_SHORT TASK_
Convert the lines running from the one containing "bookmarks-bar: AIVLE NAVER" through the one containing "forward-button[interactable] xyxy=(43,6,65,28)" into a JSON list of strings, one string per line, omitting blank lines.

[START OF ENTRIES SUPPLIED]

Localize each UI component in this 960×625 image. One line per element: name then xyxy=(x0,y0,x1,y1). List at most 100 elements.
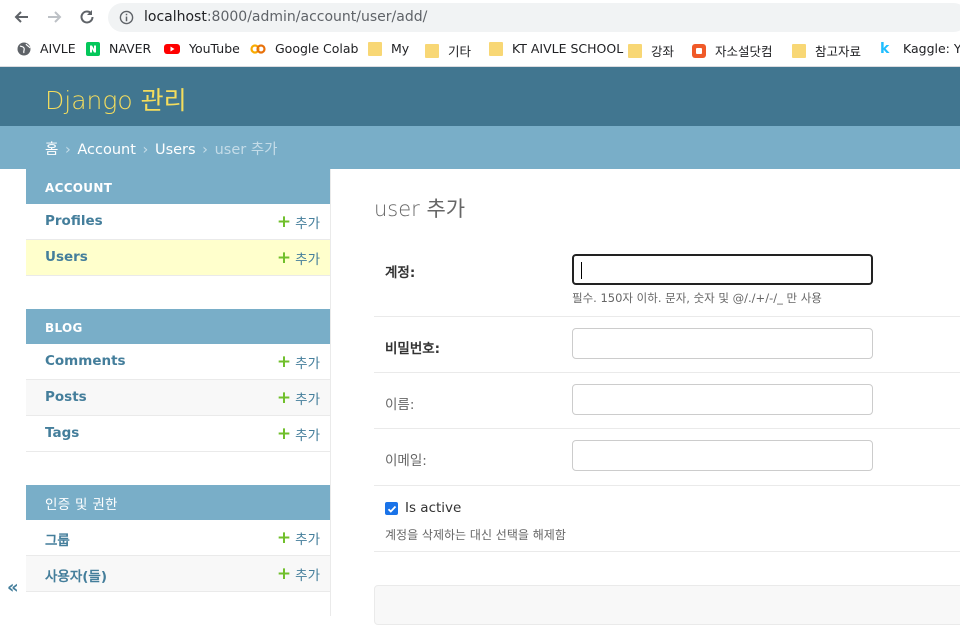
bookmarks-bar: AIVLE NAVER YouTube Google Colab My 기타 K… xyxy=(0,34,960,67)
breadcrumb-app[interactable]: Account xyxy=(77,142,136,158)
password-label: 비밀번호: xyxy=(385,341,441,357)
add-label: 추가 xyxy=(295,252,320,268)
forward-button[interactable] xyxy=(43,6,65,28)
model-link[interactable]: Tags xyxy=(45,425,79,441)
toggle-nav-sidebar-button[interactable]: « xyxy=(7,577,19,598)
form-row-email: 이메일: xyxy=(374,429,960,486)
globe-icon xyxy=(17,42,31,55)
sidebar-item-users-auth: 사용자(들) + 추가 xyxy=(26,556,330,592)
sidebar-item-comments: Comments + 추가 xyxy=(26,344,330,380)
add-link[interactable]: + 추가 xyxy=(276,248,320,269)
model-link[interactable]: Comments xyxy=(45,353,126,369)
username-help: 필수. 150자 이하. 문자, 숫자 및 @/./+/-/_ 만 사용 xyxy=(572,291,822,305)
plus-icon: + xyxy=(276,212,292,232)
plus-icon: + xyxy=(276,388,292,408)
form-row-name: 이름: xyxy=(374,373,960,429)
add-link[interactable]: + 추가 xyxy=(276,564,320,585)
add-link[interactable]: + 추가 xyxy=(276,212,320,233)
model-link[interactable]: Users xyxy=(45,249,88,265)
main-content: user 추가 계정: 필수. 150자 이하. 문자, 숫자 및 @/./+/… xyxy=(374,169,960,625)
bookmark-label: 자소설닷컴 xyxy=(715,44,773,59)
password-input[interactable] xyxy=(572,328,873,359)
bookmark-label: Google Colab xyxy=(275,41,359,56)
back-button[interactable] xyxy=(11,6,33,28)
form-row-is-active: Is active 계정을 삭제하는 대신 선택을 해제함 xyxy=(374,486,960,552)
info-icon[interactable] xyxy=(119,10,134,25)
model-link[interactable]: Posts xyxy=(45,389,87,405)
model-link[interactable]: 사용자(들) xyxy=(45,565,107,585)
module-blog: BLOG Comments + 추가 Posts + 추가 Tags + 추가 xyxy=(26,309,330,452)
address-bar[interactable]: localhost:8000/admin/account/user/add/ xyxy=(108,3,960,32)
add-label: 추가 xyxy=(295,428,320,444)
jasoseol-icon xyxy=(692,43,706,58)
site-brand[interactable]: Django 관리 xyxy=(45,81,187,117)
text-caret xyxy=(581,262,582,279)
add-link[interactable]: + 추가 xyxy=(276,528,320,549)
url-path: :8000/admin/account/user/add/ xyxy=(206,9,428,25)
breadcrumb-current: user 추가 xyxy=(214,142,278,158)
bookmark-folder-my[interactable]: My xyxy=(368,41,409,56)
add-link[interactable]: + 추가 xyxy=(276,388,320,409)
breadcrumb-separator: › xyxy=(137,142,153,158)
folder-icon xyxy=(368,41,382,56)
plus-icon: + xyxy=(276,248,292,268)
add-label: 추가 xyxy=(295,216,320,232)
plus-icon: + xyxy=(276,528,292,548)
bookmark-kaggle[interactable]: k Kaggle: Yo xyxy=(880,41,960,56)
module-caption[interactable]: BLOG xyxy=(26,309,330,344)
name-label: 이름: xyxy=(385,397,415,413)
model-link[interactable]: Profiles xyxy=(45,213,103,229)
bookmark-aivle[interactable]: AIVLE xyxy=(17,41,76,56)
module-caption[interactable]: ACCOUNT xyxy=(26,169,330,204)
plus-icon: + xyxy=(276,564,292,584)
bookmark-folder-etc[interactable]: 기타 xyxy=(425,41,471,60)
breadcrumb-separator: › xyxy=(197,142,213,158)
reload-icon xyxy=(80,10,94,24)
breadcrumb-separator: › xyxy=(60,142,76,158)
bookmark-folder-lecture[interactable]: 강좌 xyxy=(628,41,674,60)
plus-icon: + xyxy=(276,352,292,372)
check-icon xyxy=(387,505,396,513)
module-caption[interactable]: 인증 및 권한 xyxy=(26,485,330,520)
email-input[interactable] xyxy=(572,440,873,471)
model-link[interactable]: 그룹 xyxy=(45,529,70,549)
add-link[interactable]: + 추가 xyxy=(276,424,320,445)
is-active-checkbox[interactable] xyxy=(385,502,398,515)
bookmark-naver[interactable]: NAVER xyxy=(86,41,151,56)
reload-button[interactable] xyxy=(76,6,98,28)
sidebar-item-groups: 그룹 + 추가 xyxy=(26,520,330,556)
breadcrumb-model[interactable]: Users xyxy=(155,142,196,158)
bookmark-label: My xyxy=(391,41,410,56)
plus-icon: + xyxy=(276,424,292,444)
breadcrumb: 홈 › Account › Users › user 추가 xyxy=(0,126,960,169)
submit-row xyxy=(374,585,960,625)
naver-icon xyxy=(86,41,100,56)
form-row-username: 계정: 필수. 150자 이하. 문자, 숫자 및 @/./+/-/_ 만 사용 xyxy=(374,241,960,317)
name-input[interactable] xyxy=(572,384,873,415)
bookmark-folder-references[interactable]: 참고자료 xyxy=(792,41,861,60)
sidebar-item-posts: Posts + 추가 xyxy=(26,380,330,416)
add-label: 추가 xyxy=(295,532,320,548)
username-input[interactable] xyxy=(572,254,873,285)
email-label: 이메일: xyxy=(385,453,427,469)
breadcrumb-home[interactable]: 홈 xyxy=(45,142,58,158)
folder-icon xyxy=(628,43,642,58)
nav-sidebar: ACCOUNT Profiles + 추가 Users + 추가 BLOG Comm… xyxy=(26,169,331,616)
forward-arrow-icon xyxy=(48,11,62,23)
add-link[interactable]: + 추가 xyxy=(276,352,320,373)
url-host: localhost xyxy=(144,9,207,25)
bookmark-label: Kaggle: Yo xyxy=(903,41,960,56)
bookmark-youtube[interactable]: YouTube xyxy=(164,41,240,56)
bookmark-label: YouTube xyxy=(189,41,240,56)
is-active-help: 계정을 삭제하는 대신 선택을 해제함 xyxy=(385,528,566,542)
bookmark-label: 강좌 xyxy=(651,44,675,59)
url-text: localhost:8000/admin/account/user/add/ xyxy=(144,9,427,25)
form-row-password: 비밀번호: xyxy=(374,317,960,373)
bookmark-jasoseol[interactable]: 자소설닷컴 xyxy=(692,41,773,60)
is-active-label[interactable]: Is active xyxy=(405,500,461,516)
folder-icon xyxy=(425,43,439,58)
bookmark-folder-kt-aivle-school[interactable]: KT AIVLE SCHOOL xyxy=(489,41,623,56)
bookmark-google-colab[interactable]: Google Colab xyxy=(250,41,359,56)
module-account: ACCOUNT Profiles + 추가 Users + 추가 xyxy=(26,169,330,276)
module-auth: 인증 및 권한 그룹 + 추가 사용자(들) + 추가 xyxy=(26,485,330,592)
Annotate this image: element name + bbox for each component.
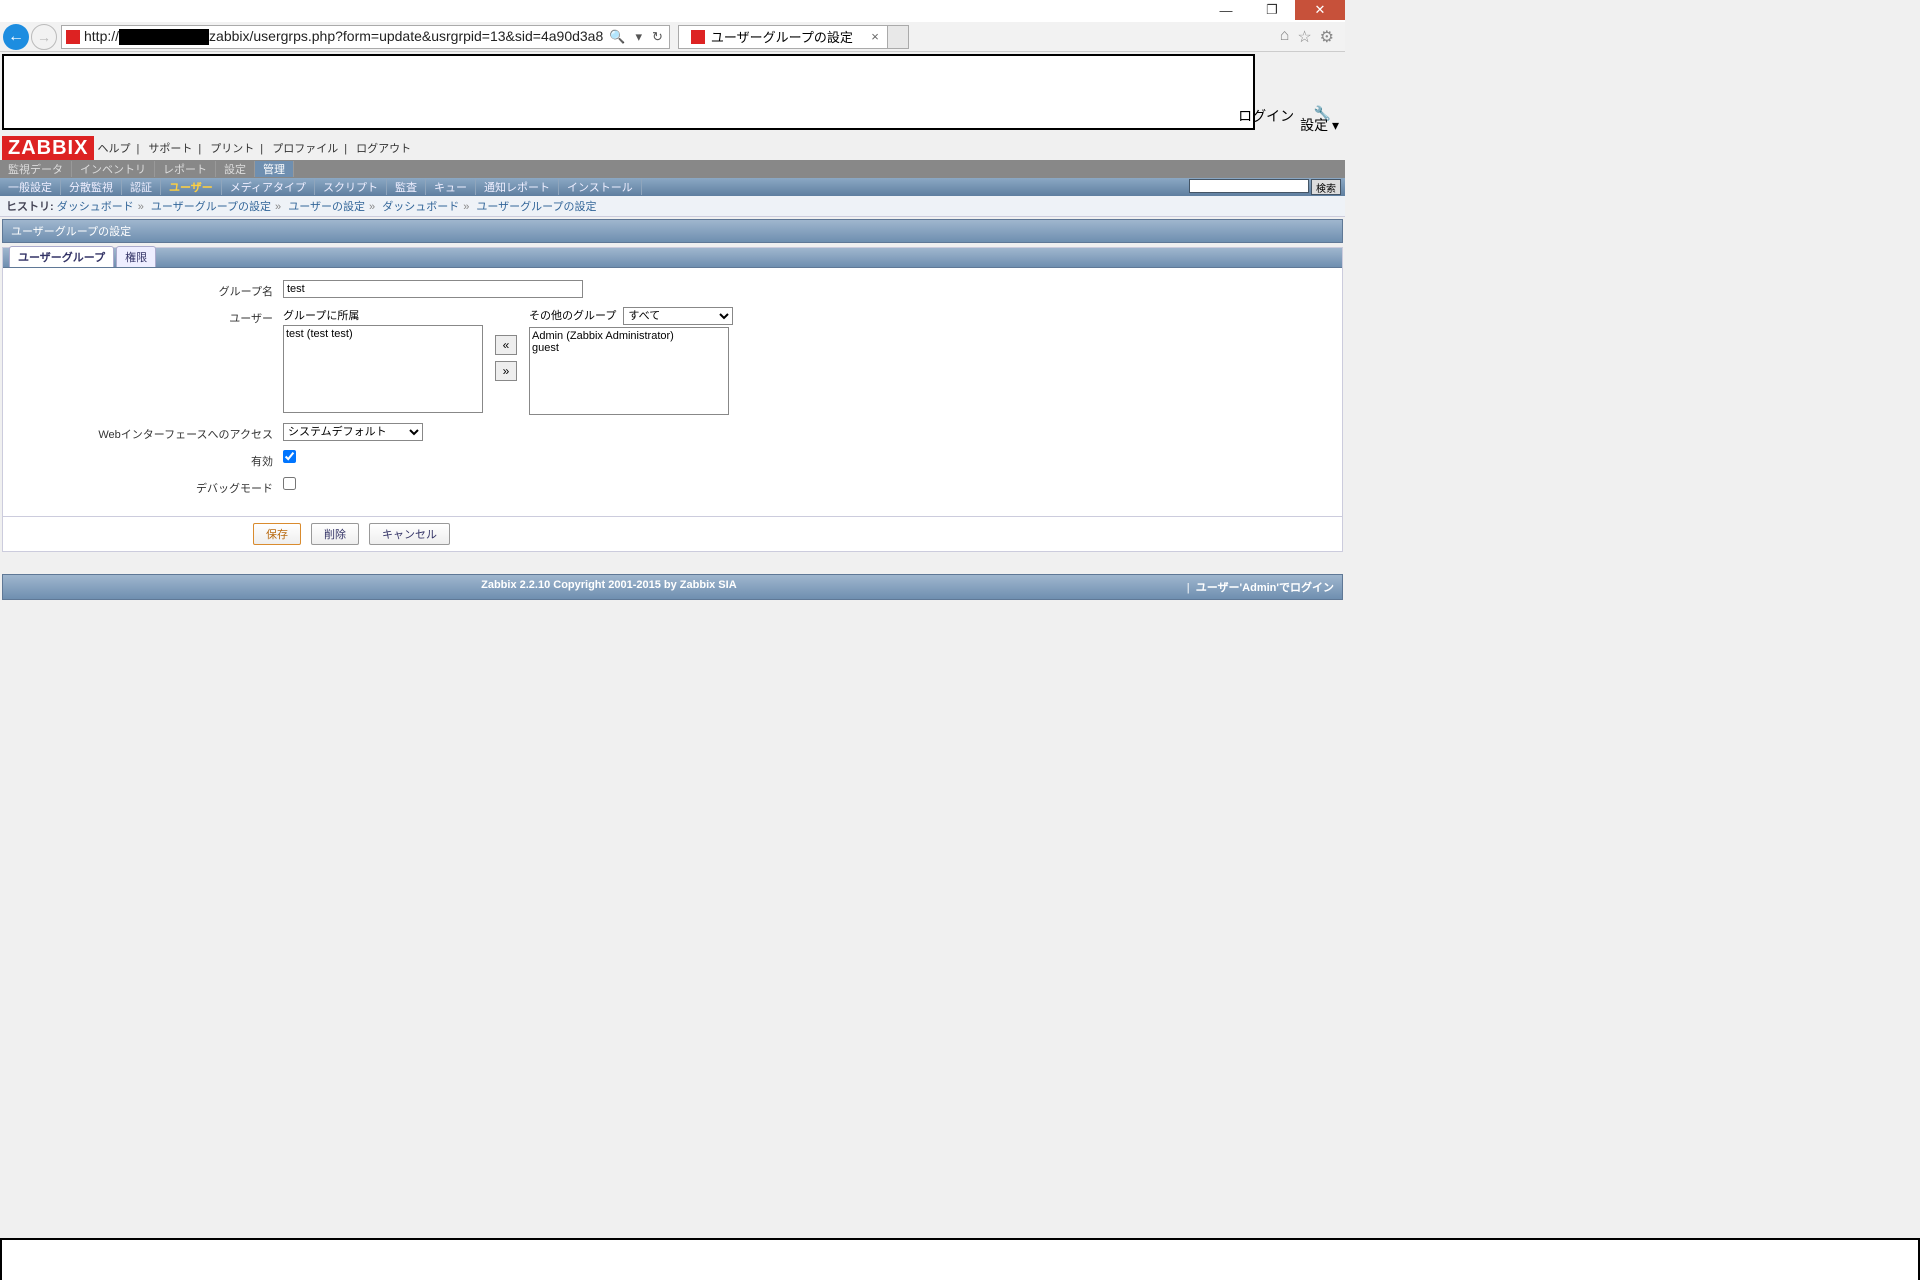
nav-config[interactable]: 設定: [216, 161, 255, 177]
nav-inventory[interactable]: インベントリ: [72, 161, 155, 177]
favicon-icon: [66, 30, 80, 44]
subnav-auth[interactable]: 認証: [122, 179, 161, 195]
tab-favicon-icon: [691, 30, 705, 44]
delete-button[interactable]: 削除: [311, 523, 359, 545]
main-nav: 監視データ インベントリ レポート 設定 管理: [0, 160, 1345, 178]
tools-icon[interactable]: ⚙: [1320, 27, 1334, 47]
subnav-users[interactable]: ユーザー: [161, 179, 222, 195]
subnav-dm[interactable]: 分散監視: [61, 179, 122, 195]
history-link[interactable]: ユーザーグループの設定: [476, 201, 596, 213]
footer-logged-in: ユーザー'Admin'でログイン: [1196, 582, 1334, 594]
browser-addressbar: ← → http://zabbix/usergrps.php?form=upda…: [0, 22, 1345, 52]
nav-admin[interactable]: 管理: [255, 161, 294, 177]
nav-back-button[interactable]: ←: [3, 24, 29, 50]
button-bar: 保存 削除 キャンセル: [2, 517, 1343, 552]
favorites-icon[interactable]: ☆: [1297, 27, 1311, 47]
nav-reports[interactable]: レポート: [155, 161, 216, 177]
list-item[interactable]: test (test test): [286, 328, 480, 340]
select-web-access[interactable]: システムデフォルト: [283, 423, 423, 441]
tab-permissions[interactable]: 権限: [116, 246, 156, 267]
tab-close-icon[interactable]: ×: [871, 29, 879, 44]
minimize-button[interactable]: —: [1203, 0, 1249, 20]
subnav-queue[interactable]: キュー: [426, 179, 476, 195]
label-users: ユーザー: [13, 307, 283, 326]
search-button[interactable]: 検索: [1311, 179, 1341, 195]
sub-nav: 一般設定 分散監視 認証 ユーザー メディアタイプ スクリプト 監査 キュー 通…: [0, 178, 1345, 196]
new-tab-button[interactable]: [887, 25, 909, 49]
history-link[interactable]: ユーザーグループの設定: [151, 201, 271, 213]
move-right-button[interactable]: »: [495, 361, 517, 381]
close-button[interactable]: ✕: [1295, 0, 1345, 20]
history-bar: ヒストリ: ダッシュボード» ユーザーグループの設定» ユーザーの設定» ダッシ…: [0, 196, 1345, 217]
history-label: ヒストリ:: [6, 201, 54, 213]
history-link[interactable]: ユーザーの設定: [288, 201, 365, 213]
footer-copyright: Zabbix 2.2.10 Copyright 2001-2015 by Zab…: [31, 579, 1187, 595]
subnav-notifications[interactable]: 通知レポート: [476, 179, 559, 195]
cancel-button[interactable]: キャンセル: [369, 523, 450, 545]
form-tabs: ユーザーグループ 権限: [3, 248, 1342, 268]
label-other-groups: その他のグループ すべて: [529, 307, 733, 325]
zabbix-header: ZABBIX ヘルプ| サポート| プリント| プロファイル| ログアウト: [0, 132, 1345, 160]
checkbox-enabled[interactable]: [283, 450, 296, 463]
nav-forward-button[interactable]: →: [31, 24, 57, 50]
profile-link[interactable]: プロファイル: [272, 143, 338, 155]
label-in-group: グループに所属: [283, 307, 483, 323]
list-item[interactable]: Admin (Zabbix Administrator): [532, 330, 726, 342]
logout-link[interactable]: ログアウト: [356, 143, 411, 155]
tab-usergroup[interactable]: ユーザーグループ: [9, 246, 114, 267]
subnav-general[interactable]: 一般設定: [0, 179, 61, 195]
page-login-block: ログイン 🔧 設定 ▾: [1238, 106, 1339, 132]
subnav-audit[interactable]: 監査: [387, 179, 426, 195]
browser-tab[interactable]: ユーザーグループの設定 ×: [678, 25, 888, 49]
listbox-in-group[interactable]: test (test test): [283, 325, 483, 413]
url-text: http://zabbix/usergrps.php?form=update&u…: [84, 28, 603, 45]
page-body: ログイン 🔧 設定 ▾ ZABBIX ヘルプ| サポート| プリント| プロファ…: [0, 54, 1345, 600]
maximize-button[interactable]: ❐: [1249, 0, 1295, 20]
form-panel: ユーザーグループ 権限 グループ名 ユーザー グループに所属 test (tes…: [2, 247, 1343, 517]
search-icon[interactable]: 🔍: [609, 29, 625, 45]
select-other-group[interactable]: すべて: [623, 307, 733, 325]
global-search: 検索: [1189, 179, 1341, 195]
ad-placeholder-top: [2, 54, 1255, 130]
url-field[interactable]: http://zabbix/usergrps.php?form=update&u…: [61, 25, 670, 49]
section-title: ユーザーグループの設定: [2, 219, 1343, 243]
listbox-other[interactable]: Admin (Zabbix Administrator) guest: [529, 327, 729, 415]
subnav-install[interactable]: インストール: [559, 179, 642, 195]
move-left-button[interactable]: «: [495, 335, 517, 355]
subnav-scripts[interactable]: スクリプト: [315, 179, 387, 195]
tab-title: ユーザーグループの設定: [711, 27, 853, 46]
nav-monitoring[interactable]: 監視データ: [0, 161, 72, 177]
checkbox-debug[interactable]: [283, 477, 296, 490]
support-link[interactable]: サポート: [148, 143, 192, 155]
help-bar: ヘルプ| サポート| プリント| プロファイル| ログアウト: [94, 140, 414, 156]
ad-placeholder-bottom: [0, 1238, 1920, 1280]
settings-link[interactable]: 設定 ▾: [1300, 118, 1339, 132]
help-link[interactable]: ヘルプ: [97, 143, 130, 155]
os-titlebar: — ❐ ✕: [0, 0, 1345, 22]
label-debug: デバッグモード: [13, 477, 283, 496]
list-item[interactable]: guest: [532, 342, 726, 354]
home-icon[interactable]: ⌂: [1280, 27, 1290, 47]
print-link[interactable]: プリント: [210, 143, 254, 155]
label-group-name: グループ名: [13, 280, 283, 299]
login-link[interactable]: ログイン: [1238, 106, 1294, 126]
history-link[interactable]: ダッシュボード: [57, 201, 134, 213]
history-link[interactable]: ダッシュボード: [382, 201, 459, 213]
zabbix-logo: ZABBIX: [2, 136, 94, 160]
label-web-access: Webインターフェースへのアクセス: [13, 423, 283, 442]
input-group-name[interactable]: [283, 280, 583, 298]
save-button[interactable]: 保存: [253, 523, 301, 545]
url-dropdown-icon[interactable]: ▾: [635, 29, 642, 45]
footer: Zabbix 2.2.10 Copyright 2001-2015 by Zab…: [2, 574, 1343, 600]
subnav-media[interactable]: メディアタイプ: [222, 179, 315, 195]
search-input[interactable]: [1189, 179, 1309, 193]
label-enabled: 有効: [13, 450, 283, 469]
refresh-icon[interactable]: ↻: [652, 29, 663, 45]
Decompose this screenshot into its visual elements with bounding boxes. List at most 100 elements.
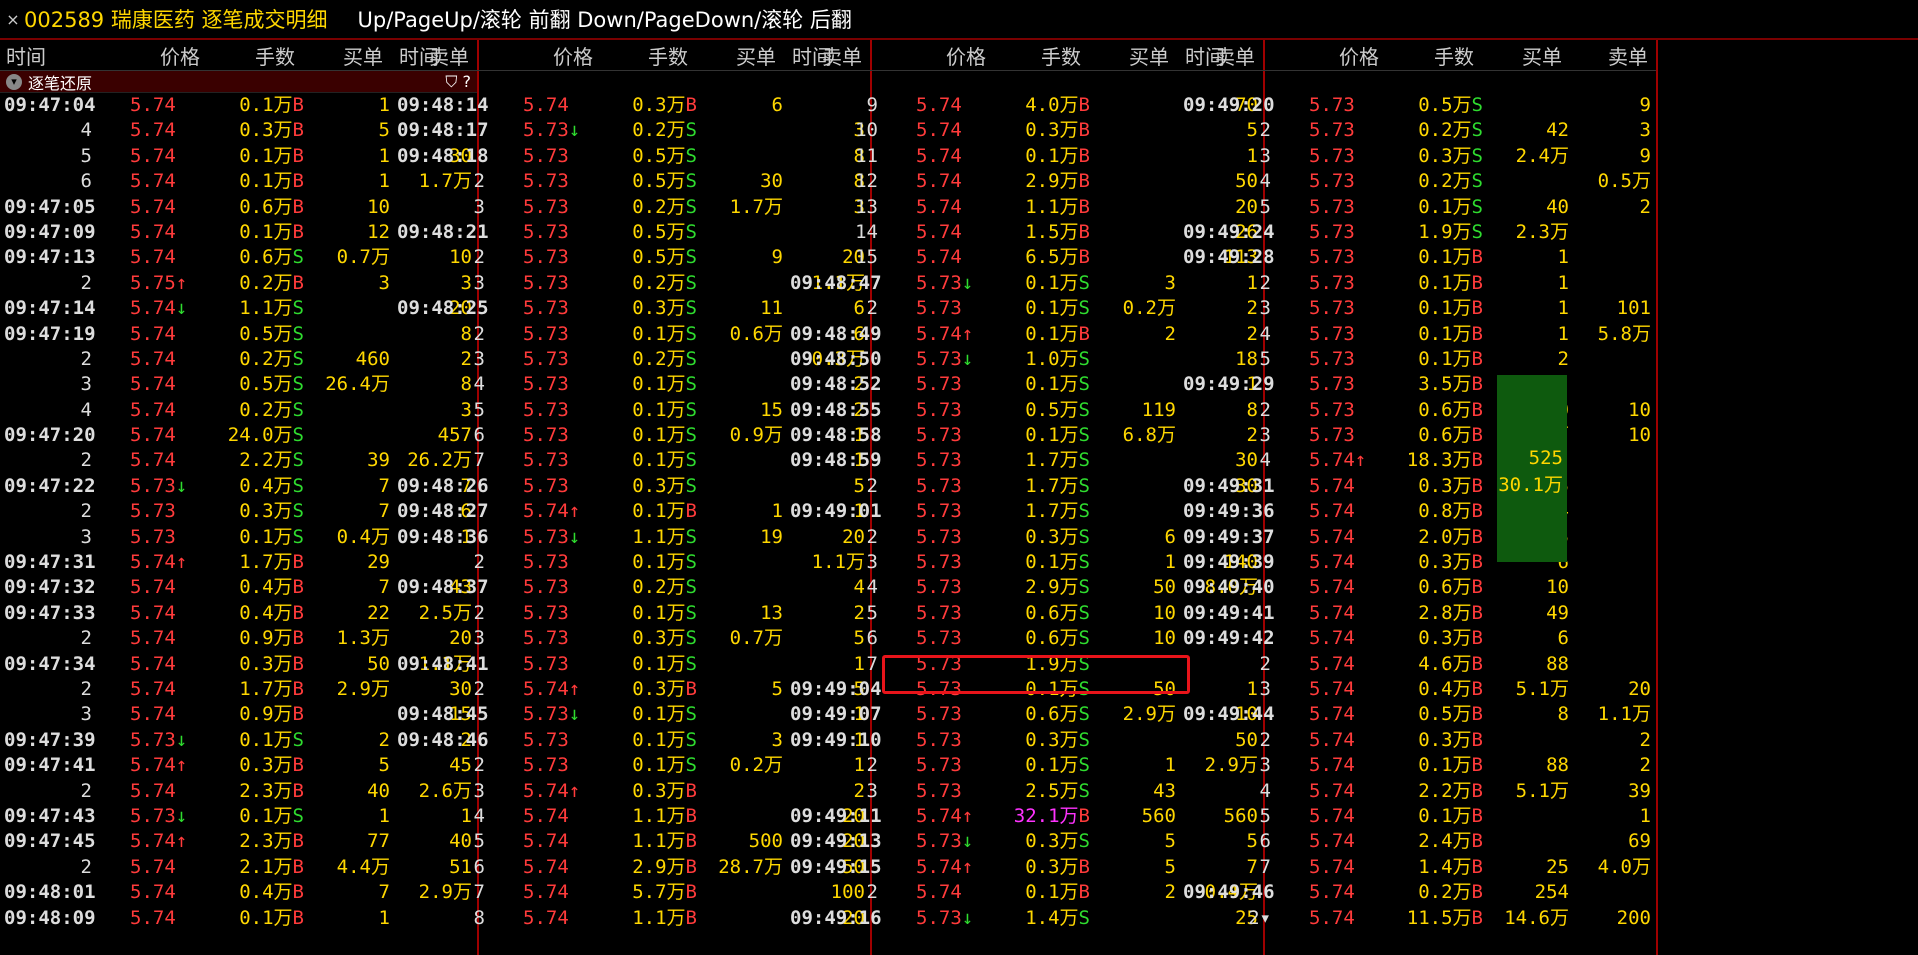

[END OF ENTRIES SUPPLIED]

_OUTPUT_
[
  "bookmarks-bar: AIVLE NAVER YouTube Google Colab My 기타 K… xyxy=(0,34,960,67)",
  "breadcrumb-app[interactable]: Account xyxy=(77,142,136,158)",
  "password-label: 비밀번호: xyxy=(385,341,441,357)",
  "add-label: 추가 xyxy=(295,252,320,268)",
  "forward-button[interactable] xyxy=(43,6,65,28)"
]